== STATED TASK ==
Every line that holds "networking" should be shown.
========================================
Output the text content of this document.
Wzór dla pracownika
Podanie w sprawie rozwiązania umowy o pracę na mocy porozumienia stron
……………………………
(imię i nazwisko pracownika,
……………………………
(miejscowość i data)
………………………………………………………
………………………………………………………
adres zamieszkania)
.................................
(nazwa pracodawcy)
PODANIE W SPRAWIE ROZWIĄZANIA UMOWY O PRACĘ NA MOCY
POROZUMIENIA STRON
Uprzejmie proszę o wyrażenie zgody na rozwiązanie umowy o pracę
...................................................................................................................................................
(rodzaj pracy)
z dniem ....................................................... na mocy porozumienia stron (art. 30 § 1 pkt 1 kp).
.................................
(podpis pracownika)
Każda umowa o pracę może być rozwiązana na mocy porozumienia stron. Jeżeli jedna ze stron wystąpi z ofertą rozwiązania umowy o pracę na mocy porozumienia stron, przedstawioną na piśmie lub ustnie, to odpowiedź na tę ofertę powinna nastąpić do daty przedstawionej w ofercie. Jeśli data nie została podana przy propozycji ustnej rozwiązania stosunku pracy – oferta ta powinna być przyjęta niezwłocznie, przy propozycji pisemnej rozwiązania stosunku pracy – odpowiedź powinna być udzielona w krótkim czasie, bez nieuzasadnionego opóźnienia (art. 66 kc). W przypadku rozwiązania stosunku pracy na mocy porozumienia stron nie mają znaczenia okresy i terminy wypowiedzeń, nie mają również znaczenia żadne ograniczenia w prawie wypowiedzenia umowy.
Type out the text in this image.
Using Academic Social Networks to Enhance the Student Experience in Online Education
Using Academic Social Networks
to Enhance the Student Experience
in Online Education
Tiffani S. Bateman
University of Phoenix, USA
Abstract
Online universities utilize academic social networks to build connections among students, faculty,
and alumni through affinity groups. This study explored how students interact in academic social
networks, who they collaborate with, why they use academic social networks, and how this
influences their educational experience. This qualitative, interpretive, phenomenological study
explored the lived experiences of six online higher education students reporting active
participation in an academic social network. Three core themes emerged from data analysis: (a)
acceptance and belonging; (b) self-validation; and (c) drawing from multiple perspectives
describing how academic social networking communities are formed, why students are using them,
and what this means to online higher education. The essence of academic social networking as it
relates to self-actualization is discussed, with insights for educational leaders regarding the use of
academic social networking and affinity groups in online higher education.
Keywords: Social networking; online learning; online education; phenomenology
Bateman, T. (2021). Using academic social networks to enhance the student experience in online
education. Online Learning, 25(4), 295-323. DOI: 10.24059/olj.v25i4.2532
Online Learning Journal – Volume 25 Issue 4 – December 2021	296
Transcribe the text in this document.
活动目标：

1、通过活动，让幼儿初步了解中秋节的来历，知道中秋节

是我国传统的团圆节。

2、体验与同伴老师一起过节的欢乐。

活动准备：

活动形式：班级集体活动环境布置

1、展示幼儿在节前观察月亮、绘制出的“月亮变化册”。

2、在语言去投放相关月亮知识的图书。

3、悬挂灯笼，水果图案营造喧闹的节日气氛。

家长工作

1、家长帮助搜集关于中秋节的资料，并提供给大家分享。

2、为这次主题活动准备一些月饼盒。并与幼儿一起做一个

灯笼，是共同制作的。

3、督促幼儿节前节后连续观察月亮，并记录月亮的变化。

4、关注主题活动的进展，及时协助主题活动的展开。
========================================
== OUTPUT OF THE EXERCISE ==
describing how academic social networking communities are formed, why students are using them,
and what this means to online higher education. The essence of academic social networking as it
academic social networking and affinity groups in online higher education.
Keywords: Social networking; online learning; online education; phenomenology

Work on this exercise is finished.